Work instructions - Leave out every picture, then transcribe the rest of the listing exactly.

◇ ◇ ◇ ◇

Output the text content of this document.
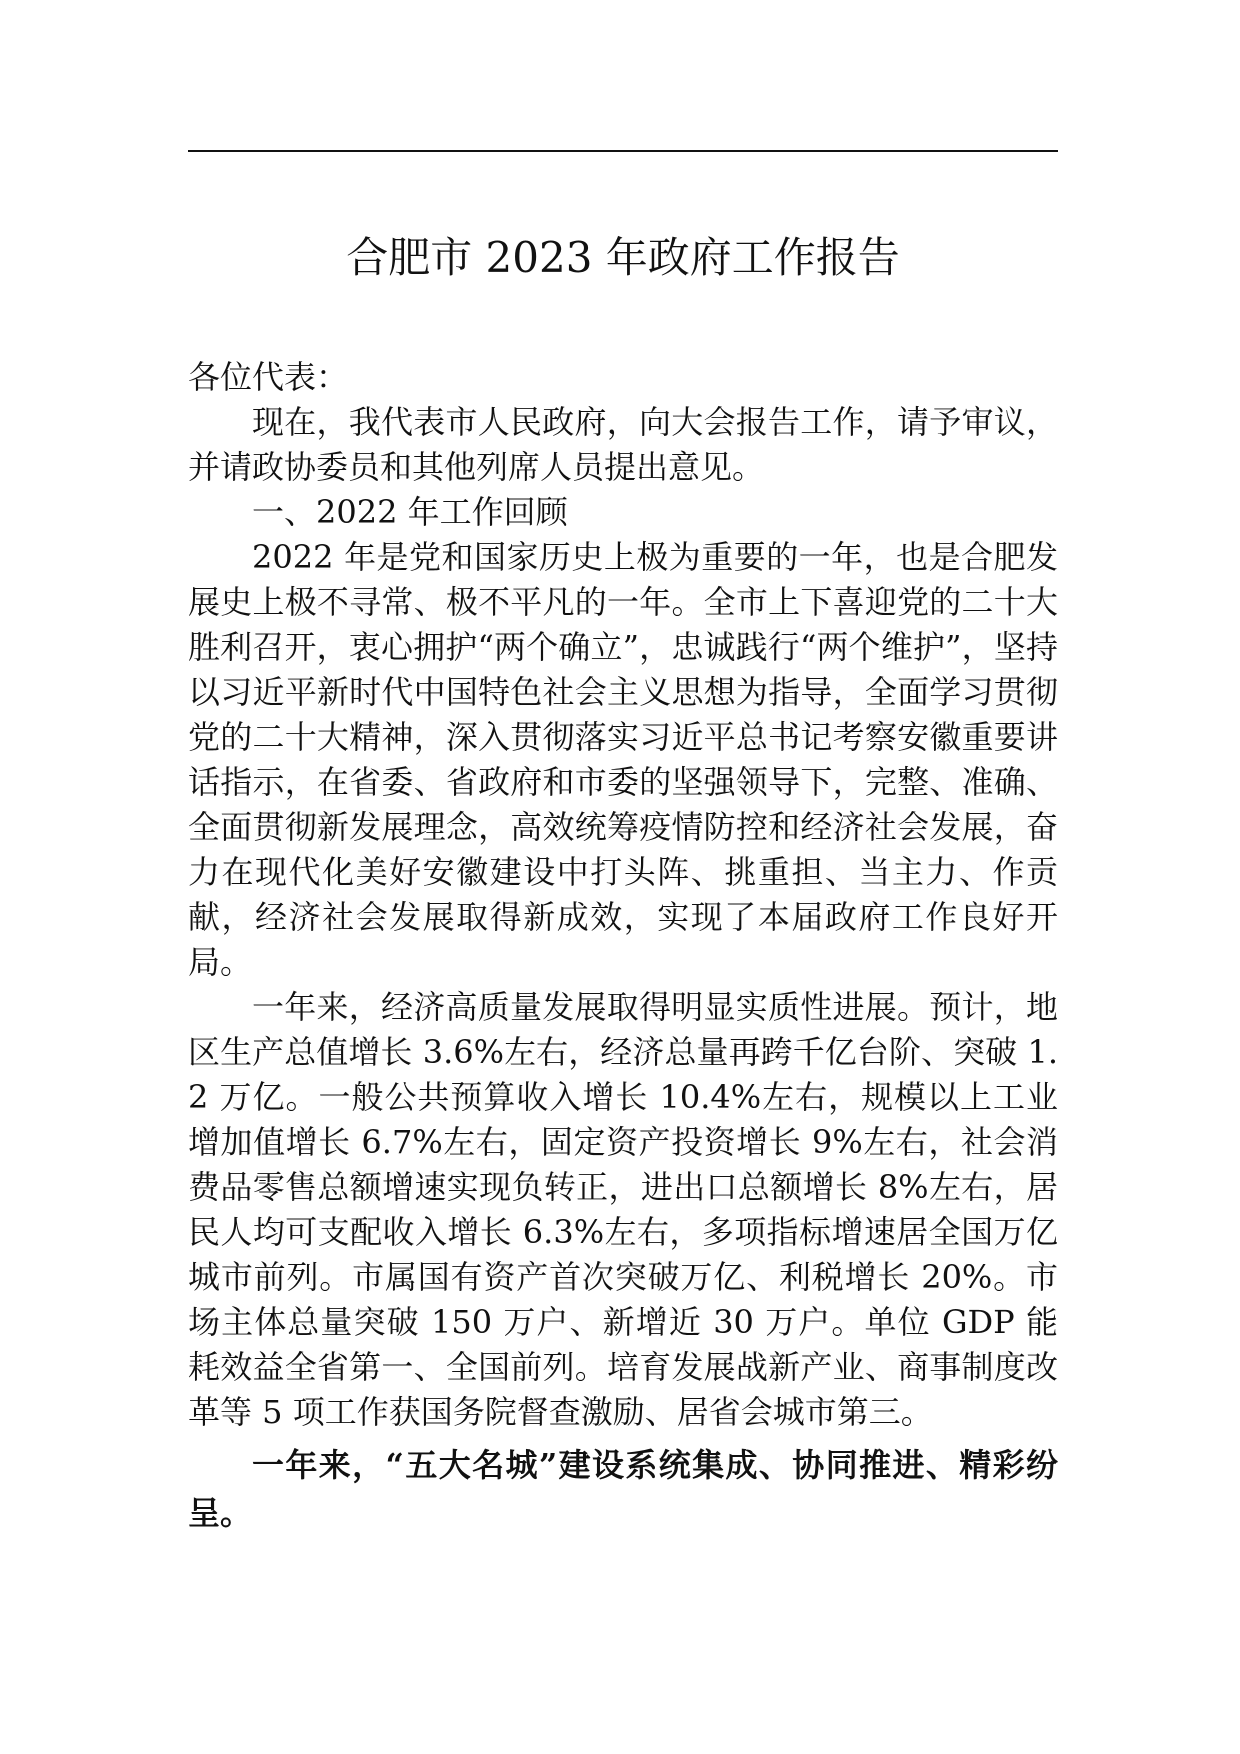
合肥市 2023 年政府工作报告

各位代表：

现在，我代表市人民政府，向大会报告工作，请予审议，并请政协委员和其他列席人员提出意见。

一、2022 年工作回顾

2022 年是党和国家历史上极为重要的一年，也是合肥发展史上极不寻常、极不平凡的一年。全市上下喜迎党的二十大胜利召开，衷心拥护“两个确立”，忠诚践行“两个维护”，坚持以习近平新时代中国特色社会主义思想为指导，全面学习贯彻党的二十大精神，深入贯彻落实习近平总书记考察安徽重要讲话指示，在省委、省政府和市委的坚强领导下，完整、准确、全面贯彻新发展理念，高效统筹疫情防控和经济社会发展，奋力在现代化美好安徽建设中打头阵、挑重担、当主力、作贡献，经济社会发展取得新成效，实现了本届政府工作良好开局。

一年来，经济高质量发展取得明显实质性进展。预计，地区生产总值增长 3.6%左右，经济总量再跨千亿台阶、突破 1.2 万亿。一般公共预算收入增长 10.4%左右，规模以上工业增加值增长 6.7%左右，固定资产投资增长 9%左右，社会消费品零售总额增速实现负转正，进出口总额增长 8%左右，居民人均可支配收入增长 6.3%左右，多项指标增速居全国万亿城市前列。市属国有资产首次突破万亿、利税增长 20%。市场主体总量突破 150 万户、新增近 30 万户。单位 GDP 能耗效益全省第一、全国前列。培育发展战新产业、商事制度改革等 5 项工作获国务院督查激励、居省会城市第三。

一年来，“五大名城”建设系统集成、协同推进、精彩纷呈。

◇ ◇ ◇ ◇

Final answer -
Output the text content of this document.
合肥市 2023 年政府工作报告

各位代表：

现在，我代表市人民政府，向大会报告工作，请予审议，并请政协委员和其他列席人员提出意见。

一、2022 年工作回顾

2022 年是党和国家历史上极为重要的一年，也是合肥发展史上极不寻常、极不平凡的一年。全市上下喜迎党的二十大胜利召开，衷心拥护“两个确立”，忠诚践行“两个维护”，坚持以习近平新时代中国特色社会主义思想为指导，全面学习贯彻党的二十大精神，深入贯彻落实习近平总书记考察安徽重要讲话指示，在省委、省政府和市委的坚强领导下，完整、准确、全面贯彻新发展理念，高效统筹疫情防控和经济社会发展，奋力在现代化美好安徽建设中打头阵、挑重担、当主力、作贡献，经济社会发展取得新成效，实现了本届政府工作良好开局。

一年来，经济高质量发展取得明显实质性进展。预计，地区生产总值增长 3.6%左右，经济总量再跨千亿台阶、突破 1.2 万亿。一般公共预算收入增长 10.4%左右，规模以上工业增加值增长 6.7%左右，固定资产投资增长 9%左右，社会消费品零售总额增速实现负转正，进出口总额增长 8%左右，居民人均可支配收入增长 6.3%左右，多项指标增速居全国万亿城市前列。市属国有资产首次突破万亿、利税增长 20%。市场主体总量突破 150 万户、新增近 30 万户。单位 GDP 能耗效益全省第一、全国前列。培育发展战新产业、商事制度改革等 5 项工作获国务院督查激励、居省会城市第三。

一年来，“五大名城”建设系统集成、协同推进、精彩纷呈。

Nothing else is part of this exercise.